- _Exercise_: Keep only the lines that hold the string "tételes", filtering out the rest of the entries below.

- _Stored records_:
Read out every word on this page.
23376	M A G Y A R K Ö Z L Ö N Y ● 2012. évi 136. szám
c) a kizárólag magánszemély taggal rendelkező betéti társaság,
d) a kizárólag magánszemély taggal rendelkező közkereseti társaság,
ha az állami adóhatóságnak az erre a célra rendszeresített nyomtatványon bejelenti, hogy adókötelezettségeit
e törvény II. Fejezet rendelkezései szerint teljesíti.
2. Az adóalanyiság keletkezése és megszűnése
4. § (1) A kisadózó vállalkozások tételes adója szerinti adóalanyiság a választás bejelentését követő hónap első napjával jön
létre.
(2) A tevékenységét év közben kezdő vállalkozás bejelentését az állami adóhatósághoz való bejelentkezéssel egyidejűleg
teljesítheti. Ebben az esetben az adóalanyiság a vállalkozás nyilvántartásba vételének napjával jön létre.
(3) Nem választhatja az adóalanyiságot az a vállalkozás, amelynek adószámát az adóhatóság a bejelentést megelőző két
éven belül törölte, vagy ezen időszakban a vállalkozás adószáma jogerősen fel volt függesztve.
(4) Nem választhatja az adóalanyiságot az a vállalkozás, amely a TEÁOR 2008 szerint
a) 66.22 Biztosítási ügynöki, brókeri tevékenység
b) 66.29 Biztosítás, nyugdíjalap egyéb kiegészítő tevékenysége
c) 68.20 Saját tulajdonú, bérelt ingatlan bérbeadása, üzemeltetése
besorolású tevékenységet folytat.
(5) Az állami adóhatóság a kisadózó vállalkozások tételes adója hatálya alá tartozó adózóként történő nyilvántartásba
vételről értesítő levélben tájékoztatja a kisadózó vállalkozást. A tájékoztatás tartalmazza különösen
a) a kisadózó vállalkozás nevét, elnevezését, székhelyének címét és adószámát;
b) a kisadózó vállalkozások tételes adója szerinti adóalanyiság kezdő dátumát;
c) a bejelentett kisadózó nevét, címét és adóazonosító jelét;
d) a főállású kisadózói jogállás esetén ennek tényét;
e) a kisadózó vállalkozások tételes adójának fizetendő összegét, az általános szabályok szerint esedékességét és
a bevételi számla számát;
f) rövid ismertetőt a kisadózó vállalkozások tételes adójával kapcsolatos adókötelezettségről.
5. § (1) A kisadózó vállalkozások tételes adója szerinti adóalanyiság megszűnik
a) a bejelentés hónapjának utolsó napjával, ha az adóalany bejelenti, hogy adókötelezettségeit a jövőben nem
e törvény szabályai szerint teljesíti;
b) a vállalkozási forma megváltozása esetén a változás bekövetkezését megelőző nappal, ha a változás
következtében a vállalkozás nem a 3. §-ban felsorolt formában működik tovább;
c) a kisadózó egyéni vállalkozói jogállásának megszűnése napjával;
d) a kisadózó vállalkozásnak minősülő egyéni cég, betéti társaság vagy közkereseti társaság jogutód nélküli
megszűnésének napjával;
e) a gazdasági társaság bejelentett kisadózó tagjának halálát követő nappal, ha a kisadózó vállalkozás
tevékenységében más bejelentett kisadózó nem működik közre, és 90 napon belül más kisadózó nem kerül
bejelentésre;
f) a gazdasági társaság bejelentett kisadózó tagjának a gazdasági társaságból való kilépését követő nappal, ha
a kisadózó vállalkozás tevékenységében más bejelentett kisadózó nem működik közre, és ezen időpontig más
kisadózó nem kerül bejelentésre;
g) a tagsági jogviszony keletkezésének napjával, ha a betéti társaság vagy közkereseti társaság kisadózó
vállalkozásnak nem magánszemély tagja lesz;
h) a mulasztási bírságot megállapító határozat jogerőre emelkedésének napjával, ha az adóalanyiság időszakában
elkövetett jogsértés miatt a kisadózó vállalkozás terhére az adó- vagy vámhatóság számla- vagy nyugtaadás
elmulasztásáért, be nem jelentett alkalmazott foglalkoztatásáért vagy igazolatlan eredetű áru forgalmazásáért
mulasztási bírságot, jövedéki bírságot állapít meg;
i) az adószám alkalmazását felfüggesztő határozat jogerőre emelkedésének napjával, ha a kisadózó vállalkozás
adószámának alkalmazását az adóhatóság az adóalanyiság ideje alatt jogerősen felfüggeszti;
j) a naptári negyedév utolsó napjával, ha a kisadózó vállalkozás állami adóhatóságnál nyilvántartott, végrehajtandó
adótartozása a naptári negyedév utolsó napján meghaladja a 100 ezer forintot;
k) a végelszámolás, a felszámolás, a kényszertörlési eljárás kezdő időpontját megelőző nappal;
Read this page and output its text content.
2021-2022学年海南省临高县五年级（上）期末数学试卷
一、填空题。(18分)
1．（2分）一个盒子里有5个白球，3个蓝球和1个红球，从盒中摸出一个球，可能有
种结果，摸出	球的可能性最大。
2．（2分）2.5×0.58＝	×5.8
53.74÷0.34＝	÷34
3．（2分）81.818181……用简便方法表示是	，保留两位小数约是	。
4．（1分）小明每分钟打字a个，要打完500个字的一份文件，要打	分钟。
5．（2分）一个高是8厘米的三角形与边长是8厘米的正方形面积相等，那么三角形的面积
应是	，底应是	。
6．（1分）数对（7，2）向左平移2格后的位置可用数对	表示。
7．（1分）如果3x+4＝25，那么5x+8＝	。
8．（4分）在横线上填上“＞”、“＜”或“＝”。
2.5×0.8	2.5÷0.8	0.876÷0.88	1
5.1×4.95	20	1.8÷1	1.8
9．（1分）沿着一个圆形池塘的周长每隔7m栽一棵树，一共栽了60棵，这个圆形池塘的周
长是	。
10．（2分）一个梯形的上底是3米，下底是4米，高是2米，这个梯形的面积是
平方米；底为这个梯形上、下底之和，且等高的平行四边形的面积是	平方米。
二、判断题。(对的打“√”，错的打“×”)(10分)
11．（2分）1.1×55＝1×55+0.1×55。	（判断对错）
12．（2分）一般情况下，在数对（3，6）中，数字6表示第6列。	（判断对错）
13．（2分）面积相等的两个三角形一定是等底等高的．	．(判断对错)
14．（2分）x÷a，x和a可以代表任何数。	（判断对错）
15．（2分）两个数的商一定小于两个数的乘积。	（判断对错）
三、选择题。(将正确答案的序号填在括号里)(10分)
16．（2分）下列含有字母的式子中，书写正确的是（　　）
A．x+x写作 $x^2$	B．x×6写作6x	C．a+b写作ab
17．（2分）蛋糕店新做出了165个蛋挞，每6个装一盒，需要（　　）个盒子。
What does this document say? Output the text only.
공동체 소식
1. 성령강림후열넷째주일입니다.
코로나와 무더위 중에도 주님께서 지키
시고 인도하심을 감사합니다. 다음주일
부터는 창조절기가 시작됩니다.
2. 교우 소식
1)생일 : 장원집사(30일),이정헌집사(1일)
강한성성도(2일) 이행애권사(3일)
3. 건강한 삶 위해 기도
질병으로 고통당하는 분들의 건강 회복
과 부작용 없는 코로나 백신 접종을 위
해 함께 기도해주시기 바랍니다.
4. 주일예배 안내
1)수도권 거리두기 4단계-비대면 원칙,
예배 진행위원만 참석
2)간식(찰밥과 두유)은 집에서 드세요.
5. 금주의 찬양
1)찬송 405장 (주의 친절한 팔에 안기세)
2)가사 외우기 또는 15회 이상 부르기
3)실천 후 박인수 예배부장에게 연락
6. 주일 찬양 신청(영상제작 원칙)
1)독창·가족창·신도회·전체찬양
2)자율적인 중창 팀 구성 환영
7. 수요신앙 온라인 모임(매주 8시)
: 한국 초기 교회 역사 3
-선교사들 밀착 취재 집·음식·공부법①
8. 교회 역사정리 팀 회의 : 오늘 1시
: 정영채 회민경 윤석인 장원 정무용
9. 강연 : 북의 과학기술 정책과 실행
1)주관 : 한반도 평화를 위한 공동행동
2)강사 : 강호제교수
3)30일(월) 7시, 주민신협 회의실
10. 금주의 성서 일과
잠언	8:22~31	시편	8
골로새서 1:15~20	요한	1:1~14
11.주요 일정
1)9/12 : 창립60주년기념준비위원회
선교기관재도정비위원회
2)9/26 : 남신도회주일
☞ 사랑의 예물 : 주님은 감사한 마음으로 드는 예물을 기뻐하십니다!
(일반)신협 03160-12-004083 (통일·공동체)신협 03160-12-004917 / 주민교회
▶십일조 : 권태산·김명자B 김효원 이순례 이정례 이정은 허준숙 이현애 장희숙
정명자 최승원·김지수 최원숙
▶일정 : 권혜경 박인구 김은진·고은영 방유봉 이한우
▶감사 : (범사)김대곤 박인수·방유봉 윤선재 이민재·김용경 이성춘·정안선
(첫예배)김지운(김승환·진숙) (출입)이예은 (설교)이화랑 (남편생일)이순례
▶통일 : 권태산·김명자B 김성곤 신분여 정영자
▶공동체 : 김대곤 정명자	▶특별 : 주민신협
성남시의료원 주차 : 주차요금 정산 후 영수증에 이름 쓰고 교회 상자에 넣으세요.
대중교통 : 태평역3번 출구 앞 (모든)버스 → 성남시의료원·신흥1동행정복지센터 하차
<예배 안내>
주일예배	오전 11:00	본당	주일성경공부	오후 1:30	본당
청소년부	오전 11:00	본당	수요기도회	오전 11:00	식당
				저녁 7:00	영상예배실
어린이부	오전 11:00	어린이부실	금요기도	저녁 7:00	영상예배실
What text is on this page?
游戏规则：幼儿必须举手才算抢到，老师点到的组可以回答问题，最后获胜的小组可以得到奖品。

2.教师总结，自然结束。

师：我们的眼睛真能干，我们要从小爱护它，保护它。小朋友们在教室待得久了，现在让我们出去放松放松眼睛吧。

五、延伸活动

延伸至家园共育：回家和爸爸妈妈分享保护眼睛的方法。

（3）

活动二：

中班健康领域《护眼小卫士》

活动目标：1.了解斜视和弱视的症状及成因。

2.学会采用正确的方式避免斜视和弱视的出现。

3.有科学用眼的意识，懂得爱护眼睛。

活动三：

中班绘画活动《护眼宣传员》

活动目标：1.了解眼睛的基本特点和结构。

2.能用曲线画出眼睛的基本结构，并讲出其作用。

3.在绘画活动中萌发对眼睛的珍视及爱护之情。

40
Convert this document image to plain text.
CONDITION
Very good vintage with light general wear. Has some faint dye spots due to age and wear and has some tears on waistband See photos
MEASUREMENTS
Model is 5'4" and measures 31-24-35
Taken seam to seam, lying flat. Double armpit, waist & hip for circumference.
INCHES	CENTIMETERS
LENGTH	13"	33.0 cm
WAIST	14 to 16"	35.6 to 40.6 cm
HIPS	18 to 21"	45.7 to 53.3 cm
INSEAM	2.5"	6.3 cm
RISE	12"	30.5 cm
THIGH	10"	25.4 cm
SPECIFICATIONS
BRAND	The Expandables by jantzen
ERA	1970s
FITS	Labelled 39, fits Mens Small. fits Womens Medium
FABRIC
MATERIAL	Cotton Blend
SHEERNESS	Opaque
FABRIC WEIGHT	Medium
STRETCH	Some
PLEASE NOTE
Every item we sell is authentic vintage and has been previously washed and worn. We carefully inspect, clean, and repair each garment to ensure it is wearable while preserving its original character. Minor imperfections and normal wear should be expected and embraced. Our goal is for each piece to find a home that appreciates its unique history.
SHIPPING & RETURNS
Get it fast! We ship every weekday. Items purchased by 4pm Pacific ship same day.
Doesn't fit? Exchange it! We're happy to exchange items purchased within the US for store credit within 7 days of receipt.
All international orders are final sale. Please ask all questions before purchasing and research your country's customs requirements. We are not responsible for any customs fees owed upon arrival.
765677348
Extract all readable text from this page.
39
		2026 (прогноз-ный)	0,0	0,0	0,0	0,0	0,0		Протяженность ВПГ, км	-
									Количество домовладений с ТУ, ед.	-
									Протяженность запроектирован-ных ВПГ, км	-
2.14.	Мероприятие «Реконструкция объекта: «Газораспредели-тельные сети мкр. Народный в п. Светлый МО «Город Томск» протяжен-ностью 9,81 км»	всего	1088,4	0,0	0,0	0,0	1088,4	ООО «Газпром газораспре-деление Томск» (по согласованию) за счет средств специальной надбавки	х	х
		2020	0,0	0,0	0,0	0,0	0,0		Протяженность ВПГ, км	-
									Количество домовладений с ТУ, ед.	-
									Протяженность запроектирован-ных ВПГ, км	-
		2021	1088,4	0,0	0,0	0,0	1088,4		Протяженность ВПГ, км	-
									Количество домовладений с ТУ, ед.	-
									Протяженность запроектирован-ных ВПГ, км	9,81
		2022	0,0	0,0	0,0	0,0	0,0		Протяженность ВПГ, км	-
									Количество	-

- _Completed exercise_:
4. § (1) A kisadózó vállalkozások tételes adója szerinti adóalanyiság a választás bejelentését követő hónap első napjával jön
(5) Az állami adóhatóság a kisadózó vállalkozások tételes adója hatálya alá tartozó adózóként történő nyilvántartásba
b) a kisadózó vállalkozások tételes adója szerinti adóalanyiság kezdő dátumát;
e) a kisadózó vállalkozások tételes adójának fizetendő összegét, az általános szabályok szerint esedékességét és
f) rövid ismertetőt a kisadózó vállalkozások tételes adójával kapcsolatos adókötelezettségről.
5. § (1) A kisadózó vállalkozások tételes adója szerinti adóalanyiság megszűnik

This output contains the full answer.